Data supplied -

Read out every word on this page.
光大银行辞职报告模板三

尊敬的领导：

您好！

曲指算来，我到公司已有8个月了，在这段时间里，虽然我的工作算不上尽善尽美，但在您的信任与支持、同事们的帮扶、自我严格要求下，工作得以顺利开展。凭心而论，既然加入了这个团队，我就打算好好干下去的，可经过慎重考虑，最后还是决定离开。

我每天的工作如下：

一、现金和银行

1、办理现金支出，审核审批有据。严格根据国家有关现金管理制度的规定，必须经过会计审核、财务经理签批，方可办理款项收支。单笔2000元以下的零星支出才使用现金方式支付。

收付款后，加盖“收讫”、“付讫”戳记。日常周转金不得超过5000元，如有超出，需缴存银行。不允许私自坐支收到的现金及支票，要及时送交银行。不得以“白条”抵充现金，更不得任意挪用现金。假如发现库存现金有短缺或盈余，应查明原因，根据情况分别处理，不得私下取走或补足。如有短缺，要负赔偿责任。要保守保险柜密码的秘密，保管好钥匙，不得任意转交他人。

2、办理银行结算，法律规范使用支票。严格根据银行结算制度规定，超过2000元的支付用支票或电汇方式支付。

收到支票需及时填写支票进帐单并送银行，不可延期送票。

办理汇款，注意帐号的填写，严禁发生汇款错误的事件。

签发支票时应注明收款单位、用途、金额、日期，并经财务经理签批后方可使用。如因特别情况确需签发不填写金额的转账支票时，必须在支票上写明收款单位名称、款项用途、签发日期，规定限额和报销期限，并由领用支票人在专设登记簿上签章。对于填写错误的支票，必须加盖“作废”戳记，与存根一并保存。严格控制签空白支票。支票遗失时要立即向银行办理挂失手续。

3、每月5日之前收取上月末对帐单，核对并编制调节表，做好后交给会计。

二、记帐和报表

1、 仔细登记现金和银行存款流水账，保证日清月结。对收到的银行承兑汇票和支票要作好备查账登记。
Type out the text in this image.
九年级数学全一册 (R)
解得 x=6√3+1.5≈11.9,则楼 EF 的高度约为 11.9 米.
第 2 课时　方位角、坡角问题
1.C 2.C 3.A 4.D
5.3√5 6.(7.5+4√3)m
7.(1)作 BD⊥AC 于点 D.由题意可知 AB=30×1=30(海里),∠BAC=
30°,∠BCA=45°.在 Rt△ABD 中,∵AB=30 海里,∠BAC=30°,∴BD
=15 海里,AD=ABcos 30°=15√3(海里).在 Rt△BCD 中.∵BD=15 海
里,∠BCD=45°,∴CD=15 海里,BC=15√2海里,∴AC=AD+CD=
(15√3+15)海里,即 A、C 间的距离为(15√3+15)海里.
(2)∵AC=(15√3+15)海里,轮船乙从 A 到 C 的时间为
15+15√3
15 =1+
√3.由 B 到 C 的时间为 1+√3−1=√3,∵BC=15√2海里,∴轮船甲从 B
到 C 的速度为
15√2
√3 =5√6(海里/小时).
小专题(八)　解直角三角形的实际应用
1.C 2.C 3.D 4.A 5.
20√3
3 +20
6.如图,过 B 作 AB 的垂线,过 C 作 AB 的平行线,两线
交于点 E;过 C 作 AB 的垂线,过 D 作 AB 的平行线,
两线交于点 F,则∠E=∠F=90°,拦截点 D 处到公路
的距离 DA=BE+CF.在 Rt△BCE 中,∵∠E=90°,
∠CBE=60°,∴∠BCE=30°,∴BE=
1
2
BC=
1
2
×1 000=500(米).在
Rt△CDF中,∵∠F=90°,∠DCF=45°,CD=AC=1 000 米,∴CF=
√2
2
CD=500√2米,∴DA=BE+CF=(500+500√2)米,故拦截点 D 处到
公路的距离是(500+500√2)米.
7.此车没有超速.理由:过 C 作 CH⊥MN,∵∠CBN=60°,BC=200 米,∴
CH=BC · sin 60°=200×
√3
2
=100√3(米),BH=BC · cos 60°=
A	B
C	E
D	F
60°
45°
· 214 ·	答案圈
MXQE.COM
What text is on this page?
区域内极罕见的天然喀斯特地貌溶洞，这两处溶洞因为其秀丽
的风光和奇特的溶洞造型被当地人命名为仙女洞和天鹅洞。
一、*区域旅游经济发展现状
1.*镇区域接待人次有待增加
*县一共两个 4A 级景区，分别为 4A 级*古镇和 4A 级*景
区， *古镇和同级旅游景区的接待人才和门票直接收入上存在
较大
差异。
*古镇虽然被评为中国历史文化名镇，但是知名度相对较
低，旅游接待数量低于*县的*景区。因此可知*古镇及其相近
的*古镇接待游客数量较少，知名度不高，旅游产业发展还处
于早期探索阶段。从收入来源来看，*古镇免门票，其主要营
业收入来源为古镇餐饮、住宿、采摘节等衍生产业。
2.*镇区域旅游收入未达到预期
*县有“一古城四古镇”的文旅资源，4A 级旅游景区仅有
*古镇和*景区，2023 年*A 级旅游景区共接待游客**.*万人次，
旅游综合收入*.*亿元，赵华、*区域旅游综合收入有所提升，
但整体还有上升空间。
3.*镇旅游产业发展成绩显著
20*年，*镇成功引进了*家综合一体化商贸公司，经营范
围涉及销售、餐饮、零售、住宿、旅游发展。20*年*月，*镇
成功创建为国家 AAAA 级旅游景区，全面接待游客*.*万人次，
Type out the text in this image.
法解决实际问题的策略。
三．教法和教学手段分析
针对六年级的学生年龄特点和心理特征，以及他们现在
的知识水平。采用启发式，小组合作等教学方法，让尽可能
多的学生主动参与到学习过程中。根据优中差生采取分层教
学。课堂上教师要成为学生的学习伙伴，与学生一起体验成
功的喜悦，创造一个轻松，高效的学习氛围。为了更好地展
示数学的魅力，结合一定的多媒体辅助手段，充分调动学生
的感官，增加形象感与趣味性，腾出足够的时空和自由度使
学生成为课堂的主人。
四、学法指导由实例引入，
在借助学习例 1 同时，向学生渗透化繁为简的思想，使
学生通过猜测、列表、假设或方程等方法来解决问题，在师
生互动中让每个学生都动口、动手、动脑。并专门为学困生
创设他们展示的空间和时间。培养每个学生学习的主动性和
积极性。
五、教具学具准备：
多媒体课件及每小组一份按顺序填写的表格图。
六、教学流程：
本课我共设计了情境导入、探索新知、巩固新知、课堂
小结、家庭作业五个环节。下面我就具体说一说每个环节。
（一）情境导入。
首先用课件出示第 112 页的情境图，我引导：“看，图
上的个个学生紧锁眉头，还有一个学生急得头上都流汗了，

What the task asks - Take the records above and return them exactly as written.

Solution to the exercise -
Read out every word on this page.
光大银行辞职报告模板三

尊敬的领导：

您好！

曲指算来，我到公司已有8个月了，在这段时间里，虽然我的工作算不上尽善尽美，但在您的信任与支持、同事们的帮扶、自我严格要求下，工作得以顺利开展。凭心而论，既然加入了这个团队，我就打算好好干下去的，可经过慎重考虑，最后还是决定离开。

我每天的工作如下：

一、现金和银行

1、办理现金支出，审核审批有据。严格根据国家有关现金管理制度的规定，必须经过会计审核、财务经理签批，方可办理款项收支。单笔2000元以下的零星支出才使用现金方式支付。

收付款后，加盖“收讫”、“付讫”戳记。日常周转金不得超过5000元，如有超出，需缴存银行。不允许私自坐支收到的现金及支票，要及时送交银行。不得以“白条”抵充现金，更不得任意挪用现金。假如发现库存现金有短缺或盈余，应查明原因，根据情况分别处理，不得私下取走或补足。如有短缺，要负赔偿责任。要保守保险柜密码的秘密，保管好钥匙，不得任意转交他人。

2、办理银行结算，法律规范使用支票。严格根据银行结算制度规定，超过2000元的支付用支票或电汇方式支付。

收到支票需及时填写支票进帐单并送银行，不可延期送票。

办理汇款，注意帐号的填写，严禁发生汇款错误的事件。

签发支票时应注明收款单位、用途、金额、日期，并经财务经理签批后方可使用。如因特别情况确需签发不填写金额的转账支票时，必须在支票上写明收款单位名称、款项用途、签发日期，规定限额和报销期限，并由领用支票人在专设登记簿上签章。对于填写错误的支票，必须加盖“作废”戳记，与存根一并保存。严格控制签空白支票。支票遗失时要立即向银行办理挂失手续。

3、每月5日之前收取上月末对帐单，核对并编制调节表，做好后交给会计。

二、记帐和报表

1、 仔细登记现金和银行存款流水账，保证日清月结。对收到的银行承兑汇票和支票要作好备查账登记。
Type out the text in this image.
九年级数学全一册 (R)
解得 x=6√3+1.5≈11.9,则楼 EF 的高度约为 11.9 米.
第 2 课时　方位角、坡角问题
1.C 2.C 3.A 4.D
5.3√5 6.(7.5+4√3)m
7.(1)作 BD⊥AC 于点 D.由题意可知 AB=30×1=30(海里),∠BAC=
30°,∠BCA=45°.在 Rt△ABD 中,∵AB=30 海里,∠BAC=30°,∴BD
=15 海里,AD=ABcos 30°=15√3(海里).在 Rt△BCD 中.∵BD=15 海
里,∠BCD=45°,∴CD=15 海里,BC=15√2海里,∴AC=AD+CD=
(15√3+15)海里,即 A、C 间的距离为(15√3+15)海里.
(2)∵AC=(15√3+15)海里,轮船乙从 A 到 C 的时间为
15+15√3
15 =1+
√3.由 B 到 C 的时间为 1+√3−1=√3,∵BC=15√2海里,∴轮船甲从 B
到 C 的速度为
15√2
√3 =5√6(海里/小时).
小专题(八)　解直角三角形的实际应用
1.C 2.C 3.D 4.A 5.
20√3
3 +20
6.如图,过 B 作 AB 的垂线,过 C 作 AB 的平行线,两线
交于点 E;过 C 作 AB 的垂线,过 D 作 AB 的平行线,
两线交于点 F,则∠E=∠F=90°,拦截点 D 处到公路
的距离 DA=BE+CF.在 Rt△BCE 中,∵∠E=90°,
∠CBE=60°,∴∠BCE=30°,∴BE=
1
2
BC=
1
2
×1 000=500(米).在
Rt△CDF中,∵∠F=90°,∠DCF=45°,CD=AC=1 000 米,∴CF=
√2
2
CD=500√2米,∴DA=BE+CF=(500+500√2)米,故拦截点 D 处到
公路的距离是(500+500√2)米.
7.此车没有超速.理由:过 C 作 CH⊥MN,∵∠CBN=60°,BC=200 米,∴
CH=BC · sin 60°=200×
√3
2
=100√3(米),BH=BC · cos 60°=
A	B
C	E
D	F
60°
45°
· 214 ·	答案圈
MXQE.COM
What text is on this page?
区域内极罕见的天然喀斯特地貌溶洞，这两处溶洞因为其秀丽
的风光和奇特的溶洞造型被当地人命名为仙女洞和天鹅洞。
一、*区域旅游经济发展现状
1.*镇区域接待人次有待增加
*县一共两个 4A 级景区，分别为 4A 级*古镇和 4A 级*景
区， *古镇和同级旅游景区的接待人才和门票直接收入上存在
较大
差异。
*古镇虽然被评为中国历史文化名镇，但是知名度相对较
低，旅游接待数量低于*县的*景区。因此可知*古镇及其相近
的*古镇接待游客数量较少，知名度不高，旅游产业发展还处
于早期探索阶段。从收入来源来看，*古镇免门票，其主要营
业收入来源为古镇餐饮、住宿、采摘节等衍生产业。
2.*镇区域旅游收入未达到预期
*县有“一古城四古镇”的文旅资源，4A 级旅游景区仅有
*古镇和*景区，2023 年*A 级旅游景区共接待游客**.*万人次，
旅游综合收入*.*亿元，赵华、*区域旅游综合收入有所提升，
但整体还有上升空间。
3.*镇旅游产业发展成绩显著
20*年，*镇成功引进了*家综合一体化商贸公司，经营范
围涉及销售、餐饮、零售、住宿、旅游发展。20*年*月，*镇
成功创建为国家 AAAA 级旅游景区，全面接待游客*.*万人次，
Type out the text in this image.
法解决实际问题的策略。
三．教法和教学手段分析
针对六年级的学生年龄特点和心理特征，以及他们现在
的知识水平。采用启发式，小组合作等教学方法，让尽可能
多的学生主动参与到学习过程中。根据优中差生采取分层教
学。课堂上教师要成为学生的学习伙伴，与学生一起体验成
功的喜悦，创造一个轻松，高效的学习氛围。为了更好地展
示数学的魅力，结合一定的多媒体辅助手段，充分调动学生
的感官，增加形象感与趣味性，腾出足够的时空和自由度使
学生成为课堂的主人。
四、学法指导由实例引入，
在借助学习例 1 同时，向学生渗透化繁为简的思想，使
学生通过猜测、列表、假设或方程等方法来解决问题，在师
生互动中让每个学生都动口、动手、动脑。并专门为学困生
创设他们展示的空间和时间。培养每个学生学习的主动性和
积极性。
五、教具学具准备：
多媒体课件及每小组一份按顺序填写的表格图。
六、教学流程：
本课我共设计了情境导入、探索新知、巩固新知、课堂
小结、家庭作业五个环节。下面我就具体说一说每个环节。
（一）情境导入。
首先用课件出示第 112 页的情境图，我引导：“看，图
上的个个学生紧锁眉头，还有一个学生急得头上都流汗了，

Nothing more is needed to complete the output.